■ WORK TO BE COMPLETED
Quote the entries that follow exactly, leaving none out.

■ LISTED RECORDS

────────

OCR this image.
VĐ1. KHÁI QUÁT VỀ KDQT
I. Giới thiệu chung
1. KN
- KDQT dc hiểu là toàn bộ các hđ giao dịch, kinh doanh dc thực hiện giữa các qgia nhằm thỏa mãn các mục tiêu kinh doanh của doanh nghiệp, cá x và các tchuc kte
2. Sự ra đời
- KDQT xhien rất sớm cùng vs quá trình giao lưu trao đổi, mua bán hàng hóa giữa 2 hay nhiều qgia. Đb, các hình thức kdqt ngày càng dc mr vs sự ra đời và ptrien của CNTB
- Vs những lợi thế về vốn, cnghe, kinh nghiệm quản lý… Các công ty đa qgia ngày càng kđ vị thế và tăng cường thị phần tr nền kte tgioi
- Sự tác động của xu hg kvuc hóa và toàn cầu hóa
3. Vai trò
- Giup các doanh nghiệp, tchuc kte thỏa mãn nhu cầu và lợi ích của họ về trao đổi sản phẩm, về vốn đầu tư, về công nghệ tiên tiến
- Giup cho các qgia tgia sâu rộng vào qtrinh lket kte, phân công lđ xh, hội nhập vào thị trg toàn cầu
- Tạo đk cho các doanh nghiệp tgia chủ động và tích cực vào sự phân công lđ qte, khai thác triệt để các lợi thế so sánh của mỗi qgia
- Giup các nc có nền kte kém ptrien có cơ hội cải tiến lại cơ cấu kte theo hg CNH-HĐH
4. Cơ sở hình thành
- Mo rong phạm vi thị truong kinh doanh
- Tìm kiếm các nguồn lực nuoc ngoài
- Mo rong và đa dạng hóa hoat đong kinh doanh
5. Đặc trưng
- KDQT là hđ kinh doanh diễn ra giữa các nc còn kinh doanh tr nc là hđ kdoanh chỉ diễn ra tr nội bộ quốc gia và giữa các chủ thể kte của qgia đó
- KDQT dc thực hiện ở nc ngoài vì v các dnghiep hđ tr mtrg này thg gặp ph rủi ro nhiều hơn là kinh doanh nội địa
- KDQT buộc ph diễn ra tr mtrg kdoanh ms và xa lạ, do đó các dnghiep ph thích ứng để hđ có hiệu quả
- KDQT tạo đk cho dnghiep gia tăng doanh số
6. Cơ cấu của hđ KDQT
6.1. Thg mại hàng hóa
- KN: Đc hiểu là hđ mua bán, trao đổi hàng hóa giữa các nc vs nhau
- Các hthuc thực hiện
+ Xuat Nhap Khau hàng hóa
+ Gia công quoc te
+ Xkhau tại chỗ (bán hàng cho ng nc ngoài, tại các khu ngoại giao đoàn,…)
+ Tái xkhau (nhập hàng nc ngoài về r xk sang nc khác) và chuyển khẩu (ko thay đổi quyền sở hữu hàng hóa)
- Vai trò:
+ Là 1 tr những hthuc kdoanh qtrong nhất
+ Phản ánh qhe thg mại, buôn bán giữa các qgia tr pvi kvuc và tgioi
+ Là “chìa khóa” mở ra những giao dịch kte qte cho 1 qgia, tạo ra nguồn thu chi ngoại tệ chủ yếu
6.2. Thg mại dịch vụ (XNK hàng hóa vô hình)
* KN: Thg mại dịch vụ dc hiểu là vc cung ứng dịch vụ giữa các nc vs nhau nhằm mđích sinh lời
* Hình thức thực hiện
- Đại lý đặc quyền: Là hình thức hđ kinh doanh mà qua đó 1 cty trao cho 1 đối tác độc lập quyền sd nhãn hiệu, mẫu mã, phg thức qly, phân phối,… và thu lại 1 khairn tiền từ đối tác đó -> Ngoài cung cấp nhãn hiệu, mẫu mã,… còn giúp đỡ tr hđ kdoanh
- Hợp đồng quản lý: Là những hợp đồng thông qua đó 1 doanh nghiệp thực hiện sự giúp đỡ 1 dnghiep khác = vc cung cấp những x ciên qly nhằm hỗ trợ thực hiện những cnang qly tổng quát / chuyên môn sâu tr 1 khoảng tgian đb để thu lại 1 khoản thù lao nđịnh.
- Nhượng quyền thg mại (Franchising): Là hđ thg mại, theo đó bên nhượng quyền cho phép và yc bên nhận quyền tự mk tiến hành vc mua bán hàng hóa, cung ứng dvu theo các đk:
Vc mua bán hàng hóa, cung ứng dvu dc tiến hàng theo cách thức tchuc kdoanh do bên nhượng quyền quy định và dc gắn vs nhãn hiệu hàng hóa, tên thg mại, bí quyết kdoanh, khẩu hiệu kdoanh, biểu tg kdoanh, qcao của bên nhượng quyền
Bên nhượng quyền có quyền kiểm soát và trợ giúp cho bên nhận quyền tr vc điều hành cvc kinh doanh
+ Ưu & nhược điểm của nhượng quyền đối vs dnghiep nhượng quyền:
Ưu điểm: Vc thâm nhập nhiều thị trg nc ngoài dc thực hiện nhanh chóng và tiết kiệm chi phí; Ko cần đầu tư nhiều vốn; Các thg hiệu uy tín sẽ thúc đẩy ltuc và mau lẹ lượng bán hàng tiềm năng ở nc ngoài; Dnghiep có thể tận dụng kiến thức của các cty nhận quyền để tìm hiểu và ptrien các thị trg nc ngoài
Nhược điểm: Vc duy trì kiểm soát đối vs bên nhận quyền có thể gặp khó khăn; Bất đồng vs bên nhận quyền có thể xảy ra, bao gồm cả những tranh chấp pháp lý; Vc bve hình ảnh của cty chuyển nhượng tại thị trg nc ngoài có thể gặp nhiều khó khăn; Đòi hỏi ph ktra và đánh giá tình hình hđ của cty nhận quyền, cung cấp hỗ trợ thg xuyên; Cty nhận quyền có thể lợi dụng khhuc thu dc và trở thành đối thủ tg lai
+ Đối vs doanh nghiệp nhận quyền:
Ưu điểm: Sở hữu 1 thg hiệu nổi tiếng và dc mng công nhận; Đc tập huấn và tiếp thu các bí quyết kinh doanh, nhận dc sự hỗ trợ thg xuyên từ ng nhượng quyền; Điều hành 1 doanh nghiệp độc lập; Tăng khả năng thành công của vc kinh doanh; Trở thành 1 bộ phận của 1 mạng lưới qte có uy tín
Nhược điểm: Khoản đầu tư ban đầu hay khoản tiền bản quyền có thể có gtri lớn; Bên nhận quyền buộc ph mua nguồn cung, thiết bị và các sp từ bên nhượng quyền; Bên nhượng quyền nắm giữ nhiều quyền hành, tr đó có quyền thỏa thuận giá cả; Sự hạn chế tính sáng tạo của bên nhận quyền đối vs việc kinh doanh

────────

■ WRITTEN ANSWER
OCR this image.
VĐ1. KHÁI QUÁT VỀ KDQT
I. Giới thiệu chung
1. KN
- KDQT dc hiểu là toàn bộ các hđ giao dịch, kinh doanh dc thực hiện giữa các qgia nhằm thỏa mãn các mục tiêu kinh doanh của doanh nghiệp, cá x và các tchuc kte
2. Sự ra đời
- KDQT xhien rất sớm cùng vs quá trình giao lưu trao đổi, mua bán hàng hóa giữa 2 hay nhiều qgia. Đb, các hình thức kdqt ngày càng dc mr vs sự ra đời và ptrien của CNTB
- Vs những lợi thế về vốn, cnghe, kinh nghiệm quản lý… Các công ty đa qgia ngày càng kđ vị thế và tăng cường thị phần tr nền kte tgioi
- Sự tác động của xu hg kvuc hóa và toàn cầu hóa
3. Vai trò
- Giup các doanh nghiệp, tchuc kte thỏa mãn nhu cầu và lợi ích của họ về trao đổi sản phẩm, về vốn đầu tư, về công nghệ tiên tiến
- Giup cho các qgia tgia sâu rộng vào qtrinh lket kte, phân công lđ xh, hội nhập vào thị trg toàn cầu
- Tạo đk cho các doanh nghiệp tgia chủ động và tích cực vào sự phân công lđ qte, khai thác triệt để các lợi thế so sánh của mỗi qgia
- Giup các nc có nền kte kém ptrien có cơ hội cải tiến lại cơ cấu kte theo hg CNH-HĐH
4. Cơ sở hình thành
- Mo rong phạm vi thị truong kinh doanh
- Tìm kiếm các nguồn lực nuoc ngoài
- Mo rong và đa dạng hóa hoat đong kinh doanh
5. Đặc trưng
- KDQT là hđ kinh doanh diễn ra giữa các nc còn kinh doanh tr nc là hđ kdoanh chỉ diễn ra tr nội bộ quốc gia và giữa các chủ thể kte của qgia đó
- KDQT dc thực hiện ở nc ngoài vì v các dnghiep hđ tr mtrg này thg gặp ph rủi ro nhiều hơn là kinh doanh nội địa
- KDQT buộc ph diễn ra tr mtrg kdoanh ms và xa lạ, do đó các dnghiep ph thích ứng để hđ có hiệu quả
- KDQT tạo đk cho dnghiep gia tăng doanh số
6. Cơ cấu của hđ KDQT
6.1. Thg mại hàng hóa
- KN: Đc hiểu là hđ mua bán, trao đổi hàng hóa giữa các nc vs nhau
- Các hthuc thực hiện
+ Xuat Nhap Khau hàng hóa
+ Gia công quoc te
+ Xkhau tại chỗ (bán hàng cho ng nc ngoài, tại các khu ngoại giao đoàn,…)
+ Tái xkhau (nhập hàng nc ngoài về r xk sang nc khác) và chuyển khẩu (ko thay đổi quyền sở hữu hàng hóa)
- Vai trò:
+ Là 1 tr những hthuc kdoanh qtrong nhất
+ Phản ánh qhe thg mại, buôn bán giữa các qgia tr pvi kvuc và tgioi
+ Là “chìa khóa” mở ra những giao dịch kte qte cho 1 qgia, tạo ra nguồn thu chi ngoại tệ chủ yếu
6.2. Thg mại dịch vụ (XNK hàng hóa vô hình)
* KN: Thg mại dịch vụ dc hiểu là vc cung ứng dịch vụ giữa các nc vs nhau nhằm mđích sinh lời
* Hình thức thực hiện
- Đại lý đặc quyền: Là hình thức hđ kinh doanh mà qua đó 1 cty trao cho 1 đối tác độc lập quyền sd nhãn hiệu, mẫu mã, phg thức qly, phân phối,… và thu lại 1 khairn tiền từ đối tác đó -> Ngoài cung cấp nhãn hiệu, mẫu mã,… còn giúp đỡ tr hđ kdoanh
- Hợp đồng quản lý: Là những hợp đồng thông qua đó 1 doanh nghiệp thực hiện sự giúp đỡ 1 dnghiep khác = vc cung cấp những x ciên qly nhằm hỗ trợ thực hiện những cnang qly tổng quát / chuyên môn sâu tr 1 khoảng tgian đb để thu lại 1 khoản thù lao nđịnh.
- Nhượng quyền thg mại (Franchising): Là hđ thg mại, theo đó bên nhượng quyền cho phép và yc bên nhận quyền tự mk tiến hành vc mua bán hàng hóa, cung ứng dvu theo các đk:
Vc mua bán hàng hóa, cung ứng dvu dc tiến hàng theo cách thức tchuc kdoanh do bên nhượng quyền quy định và dc gắn vs nhãn hiệu hàng hóa, tên thg mại, bí quyết kdoanh, khẩu hiệu kdoanh, biểu tg kdoanh, qcao của bên nhượng quyền
Bên nhượng quyền có quyền kiểm soát và trợ giúp cho bên nhận quyền tr vc điều hành cvc kinh doanh
+ Ưu & nhược điểm của nhượng quyền đối vs dnghiep nhượng quyền:
Ưu điểm: Vc thâm nhập nhiều thị trg nc ngoài dc thực hiện nhanh chóng và tiết kiệm chi phí; Ko cần đầu tư nhiều vốn; Các thg hiệu uy tín sẽ thúc đẩy ltuc và mau lẹ lượng bán hàng tiềm năng ở nc ngoài; Dnghiep có thể tận dụng kiến thức của các cty nhận quyền để tìm hiểu và ptrien các thị trg nc ngoài
Nhược điểm: Vc duy trì kiểm soát đối vs bên nhận quyền có thể gặp khó khăn; Bất đồng vs bên nhận quyền có thể xảy ra, bao gồm cả những tranh chấp pháp lý; Vc bve hình ảnh của cty chuyển nhượng tại thị trg nc ngoài có thể gặp nhiều khó khăn; Đòi hỏi ph ktra và đánh giá tình hình hđ của cty nhận quyền, cung cấp hỗ trợ thg xuyên; Cty nhận quyền có thể lợi dụng khhuc thu dc và trở thành đối thủ tg lai
+ Đối vs doanh nghiệp nhận quyền:
Ưu điểm: Sở hữu 1 thg hiệu nổi tiếng và dc mng công nhận; Đc tập huấn và tiếp thu các bí quyết kinh doanh, nhận dc sự hỗ trợ thg xuyên từ ng nhượng quyền; Điều hành 1 doanh nghiệp độc lập; Tăng khả năng thành công của vc kinh doanh; Trở thành 1 bộ phận của 1 mạng lưới qte có uy tín
Nhược điểm: Khoản đầu tư ban đầu hay khoản tiền bản quyền có thể có gtri lớn; Bên nhận quyền buộc ph mua nguồn cung, thiết bị và các sp từ bên nhượng quyền; Bên nhượng quyền nắm giữ nhiều quyền hành, tr đó có quyền thỏa thuận giá cả; Sự hạn chế tính sáng tạo của bên nhận quyền đối vs việc kinh doanh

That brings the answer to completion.